- Aim
Every line holding the word "магнитосфера" counts once. Give the total, nothing more.

- Material to process

============================================================

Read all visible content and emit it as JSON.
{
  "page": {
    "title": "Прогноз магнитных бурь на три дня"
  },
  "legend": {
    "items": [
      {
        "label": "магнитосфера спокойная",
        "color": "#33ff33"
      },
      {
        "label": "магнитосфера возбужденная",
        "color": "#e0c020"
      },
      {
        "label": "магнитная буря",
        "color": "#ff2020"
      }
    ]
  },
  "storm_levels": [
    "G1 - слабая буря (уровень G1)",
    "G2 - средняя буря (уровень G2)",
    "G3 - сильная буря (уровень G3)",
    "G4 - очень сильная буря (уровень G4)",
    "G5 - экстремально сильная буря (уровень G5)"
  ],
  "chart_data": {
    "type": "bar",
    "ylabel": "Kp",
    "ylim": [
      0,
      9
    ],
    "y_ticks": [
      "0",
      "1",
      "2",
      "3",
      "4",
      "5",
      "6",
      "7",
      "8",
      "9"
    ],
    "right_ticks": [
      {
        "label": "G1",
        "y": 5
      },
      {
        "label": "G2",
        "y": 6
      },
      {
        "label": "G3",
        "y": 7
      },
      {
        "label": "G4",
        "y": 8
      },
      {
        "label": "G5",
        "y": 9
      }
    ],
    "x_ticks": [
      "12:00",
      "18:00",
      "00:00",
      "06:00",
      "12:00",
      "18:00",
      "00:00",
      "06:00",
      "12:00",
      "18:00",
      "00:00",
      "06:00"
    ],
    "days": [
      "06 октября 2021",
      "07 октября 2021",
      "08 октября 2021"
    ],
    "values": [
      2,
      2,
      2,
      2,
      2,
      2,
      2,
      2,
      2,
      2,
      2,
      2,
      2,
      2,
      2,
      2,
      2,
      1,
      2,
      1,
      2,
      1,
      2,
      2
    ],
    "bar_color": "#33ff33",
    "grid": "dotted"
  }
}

============================================================

- Written response
2